*Problem:*
Output the passage of the book review between "And now for" and "Web site: http://jeanettacalhounmish.com/.", inclusive, word for word.

*Excerpt to read:*

-----

At the August Tulsa Community College Retirees’ meeting, the Book Whisperer scored books! Don Mathieson presented a quiz on Oklahoma trivia, and I won! The first prize was How Do You Go to the Bathroom in Space? by William R. Pogue. As a bonus, Don also gave me a copy of Oklahomeland (Okla Home Land) by Jeanetta Calhoun Mish, 2017-2018 Oklahoma Poet Laureate. Of course, the prizes came with strings: write reviews.
William R. Pogue was born in Okemah, OK. He earned his BS from Oklahoma Baptist University and an MS in mathematics from Oklahoma State University. He also received an honorary doctorate from Oklahoma Baptist University. He served in the Air Force and became an astronaut as well as a teacher, public speaker, and author.
As an astronaut, he was commander of the last crew of Skylab where the members set a record of 84 days which remained unbroken for twenty years. During their time in orbit, the crew completed a number of research experiments.
How Do You Go to the Bathroom in Space? has an introduction by John Glenn. In that introduction, Glenn ends with “I urge all readers to develop an inquisitive approach to the world around you. That is the first step toward solving the challenging puzzles and intriguing mysteries of life.” That’s good advice for all.
Pogue begins the book with answers to questions about himself, airplanes, astronauts, the military, and sundry other topics related to serving in the Air Force and as an astronaut. The whole book is written in question and answer format. That format allows Pogue to cover a wide range of subjects related to his life. That format also allows readers to dip into and out of the book rather than reading it in one sitting.
The appendix covers psychological effects, information on space camps, and recommended readings and other references. For anyone interested in space exploration, the book provides useful first-hand information as well as resources for further study.
And now for something completely different (for you Monte Python fans), let’s turn to Oklahomeland (Okla Home Land) by Jeanetta Calhoun Mish. Mish is 2017 – 2018 Oklahoma Poet Laureate. She is an accomplished poet, writer, and scholar with an impressive resume. Find more about her including a schedule of events at this Web site: http://jeanettacalhounmish.com/.

-----

*Data section:*
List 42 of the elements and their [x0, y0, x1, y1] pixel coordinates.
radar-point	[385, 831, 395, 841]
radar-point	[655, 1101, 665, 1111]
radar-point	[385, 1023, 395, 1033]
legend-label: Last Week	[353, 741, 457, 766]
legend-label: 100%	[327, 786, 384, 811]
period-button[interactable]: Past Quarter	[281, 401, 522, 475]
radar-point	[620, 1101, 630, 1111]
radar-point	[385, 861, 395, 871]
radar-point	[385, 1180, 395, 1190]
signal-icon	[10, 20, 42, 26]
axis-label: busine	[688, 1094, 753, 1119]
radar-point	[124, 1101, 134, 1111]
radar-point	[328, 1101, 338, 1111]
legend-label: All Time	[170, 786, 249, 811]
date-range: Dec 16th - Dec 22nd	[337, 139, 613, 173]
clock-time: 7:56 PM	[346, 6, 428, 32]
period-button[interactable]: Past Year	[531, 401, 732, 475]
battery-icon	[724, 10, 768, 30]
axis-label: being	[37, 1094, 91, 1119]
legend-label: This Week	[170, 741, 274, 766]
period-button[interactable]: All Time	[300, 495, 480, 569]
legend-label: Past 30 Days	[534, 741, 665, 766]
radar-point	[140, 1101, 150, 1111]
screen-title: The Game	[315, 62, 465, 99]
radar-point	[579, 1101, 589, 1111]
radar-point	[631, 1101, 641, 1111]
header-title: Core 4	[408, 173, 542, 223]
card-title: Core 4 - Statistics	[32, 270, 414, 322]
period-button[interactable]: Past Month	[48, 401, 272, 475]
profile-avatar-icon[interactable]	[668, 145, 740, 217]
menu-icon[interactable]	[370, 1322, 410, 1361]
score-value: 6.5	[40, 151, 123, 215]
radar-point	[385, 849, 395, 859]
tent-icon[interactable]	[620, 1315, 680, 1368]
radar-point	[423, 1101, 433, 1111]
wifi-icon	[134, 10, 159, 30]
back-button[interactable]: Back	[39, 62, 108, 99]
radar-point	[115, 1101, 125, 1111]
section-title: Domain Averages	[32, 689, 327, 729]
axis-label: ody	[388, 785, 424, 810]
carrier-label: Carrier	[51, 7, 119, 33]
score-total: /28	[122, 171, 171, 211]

-----

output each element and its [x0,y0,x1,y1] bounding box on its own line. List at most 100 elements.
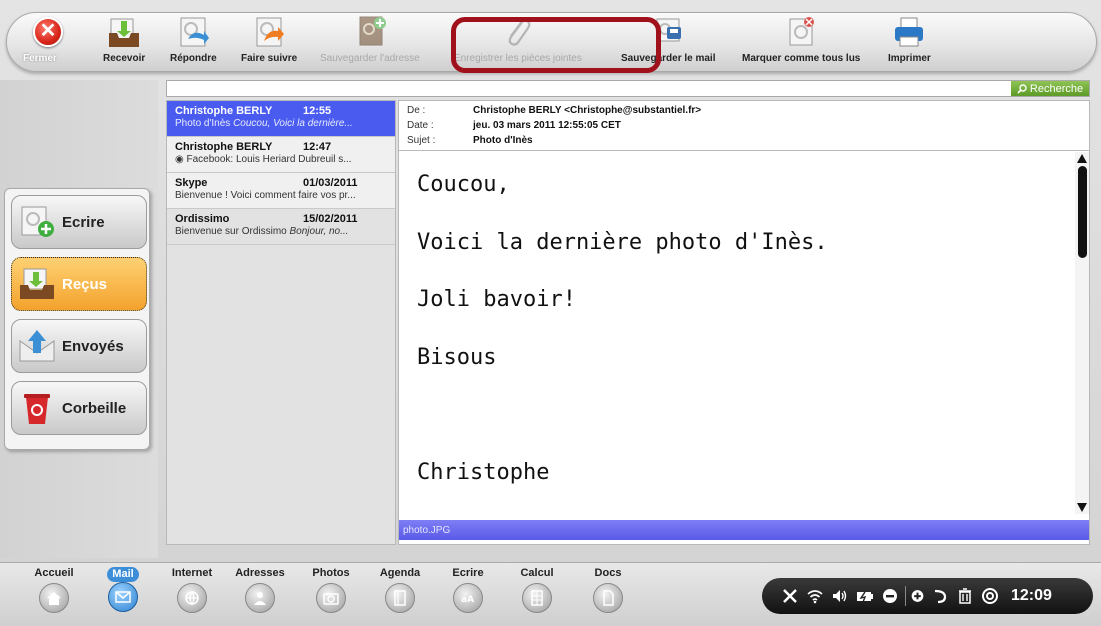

-----

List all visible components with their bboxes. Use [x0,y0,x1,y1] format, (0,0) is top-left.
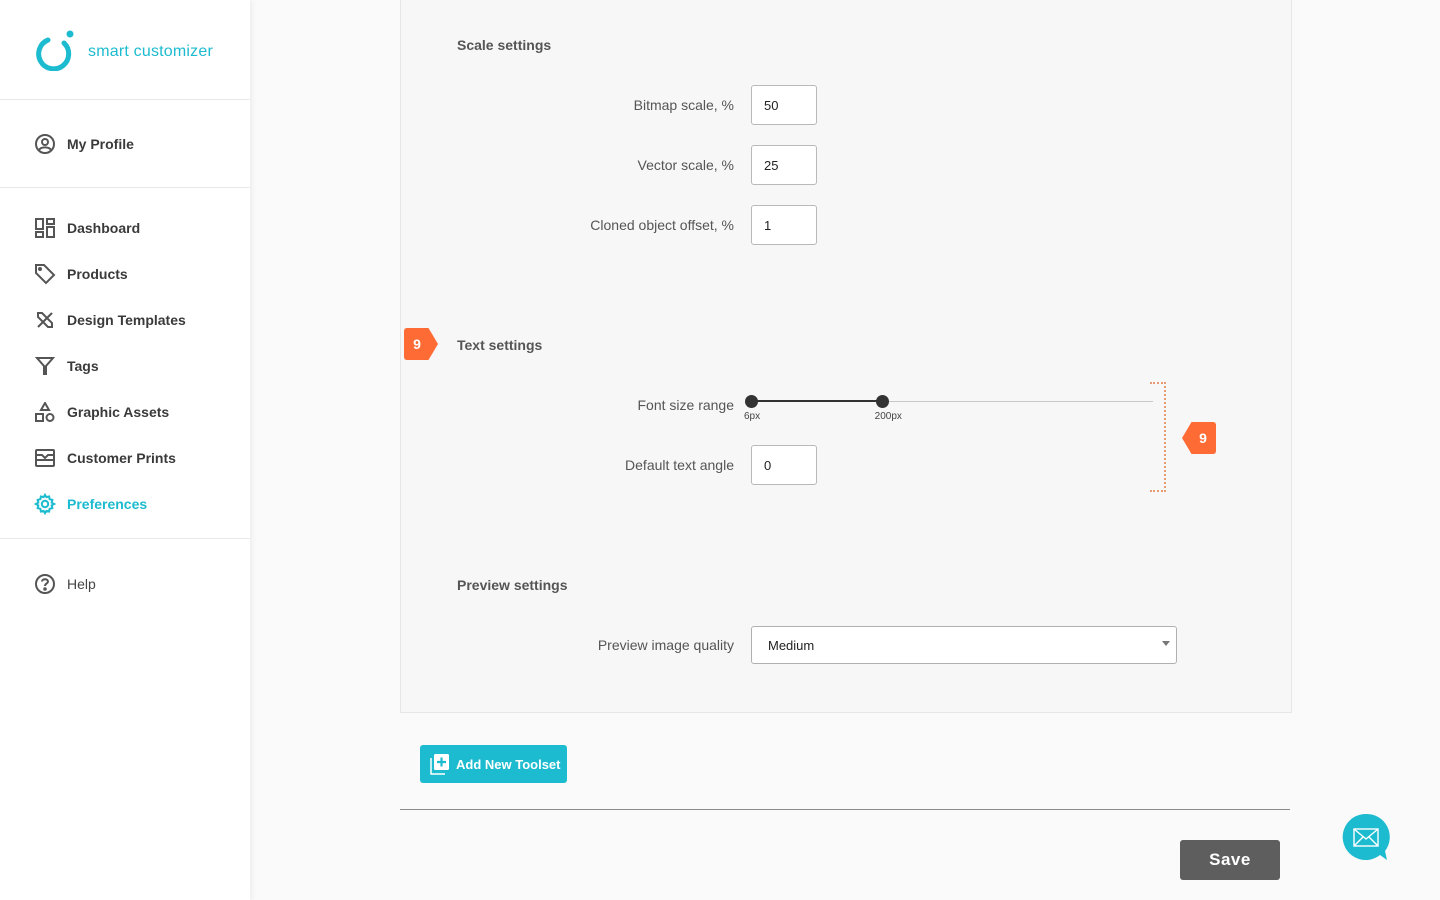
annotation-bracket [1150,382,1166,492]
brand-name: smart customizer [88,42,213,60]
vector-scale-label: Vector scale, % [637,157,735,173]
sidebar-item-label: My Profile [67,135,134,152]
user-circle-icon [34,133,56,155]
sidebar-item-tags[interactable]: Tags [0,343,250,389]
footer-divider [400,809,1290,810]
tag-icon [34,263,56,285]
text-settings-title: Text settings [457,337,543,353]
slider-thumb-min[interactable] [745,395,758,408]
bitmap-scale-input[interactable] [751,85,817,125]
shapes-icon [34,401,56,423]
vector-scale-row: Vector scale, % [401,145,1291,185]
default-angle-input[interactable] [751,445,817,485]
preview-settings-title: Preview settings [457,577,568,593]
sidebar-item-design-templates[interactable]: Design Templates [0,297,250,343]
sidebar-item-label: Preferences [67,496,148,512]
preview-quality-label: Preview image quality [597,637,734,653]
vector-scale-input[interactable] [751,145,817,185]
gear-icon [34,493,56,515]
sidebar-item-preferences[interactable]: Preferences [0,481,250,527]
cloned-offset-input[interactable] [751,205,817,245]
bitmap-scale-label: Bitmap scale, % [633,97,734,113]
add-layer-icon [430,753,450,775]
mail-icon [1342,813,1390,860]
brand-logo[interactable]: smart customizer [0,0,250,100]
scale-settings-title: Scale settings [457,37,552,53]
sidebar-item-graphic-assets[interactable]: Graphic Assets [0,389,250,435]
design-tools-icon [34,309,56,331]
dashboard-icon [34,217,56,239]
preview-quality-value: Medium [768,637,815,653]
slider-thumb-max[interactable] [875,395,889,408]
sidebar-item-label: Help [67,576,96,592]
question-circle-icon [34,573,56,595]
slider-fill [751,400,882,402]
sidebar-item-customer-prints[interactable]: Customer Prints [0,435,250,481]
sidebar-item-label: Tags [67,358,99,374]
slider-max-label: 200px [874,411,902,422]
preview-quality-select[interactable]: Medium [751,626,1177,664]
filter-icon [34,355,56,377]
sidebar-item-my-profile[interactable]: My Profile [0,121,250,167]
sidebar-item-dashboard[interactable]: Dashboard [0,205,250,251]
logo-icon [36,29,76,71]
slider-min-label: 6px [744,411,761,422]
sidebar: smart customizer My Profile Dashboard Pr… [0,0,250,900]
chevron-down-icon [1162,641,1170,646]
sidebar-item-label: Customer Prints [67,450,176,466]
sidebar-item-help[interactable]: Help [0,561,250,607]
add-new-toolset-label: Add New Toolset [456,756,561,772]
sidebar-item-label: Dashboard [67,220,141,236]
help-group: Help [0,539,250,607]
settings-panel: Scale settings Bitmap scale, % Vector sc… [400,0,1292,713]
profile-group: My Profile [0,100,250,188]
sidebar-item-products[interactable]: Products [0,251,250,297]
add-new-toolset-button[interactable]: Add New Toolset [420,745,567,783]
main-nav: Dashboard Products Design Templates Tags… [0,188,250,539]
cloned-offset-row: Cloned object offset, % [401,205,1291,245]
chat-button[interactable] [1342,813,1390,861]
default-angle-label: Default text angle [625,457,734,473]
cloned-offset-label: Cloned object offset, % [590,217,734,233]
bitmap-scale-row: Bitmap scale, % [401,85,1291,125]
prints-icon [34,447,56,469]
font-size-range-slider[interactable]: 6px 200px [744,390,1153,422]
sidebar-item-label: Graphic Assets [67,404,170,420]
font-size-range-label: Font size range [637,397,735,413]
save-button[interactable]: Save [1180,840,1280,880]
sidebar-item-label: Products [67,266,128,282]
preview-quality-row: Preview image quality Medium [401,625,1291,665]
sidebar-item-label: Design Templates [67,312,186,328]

-----

*Exercise response:*
And now for something completely different (for you Monte Python fans), let’s turn to Oklahomeland (Okla Home Land) by Jeanetta Calhoun Mish. Mish is 2017 – 2018 Oklahoma Poet Laureate. She is an accomplished poet, writer, and scholar with an impressive resume. Find more about her including a schedule of events at this Web site: http://jeanettacalhounmish.com/.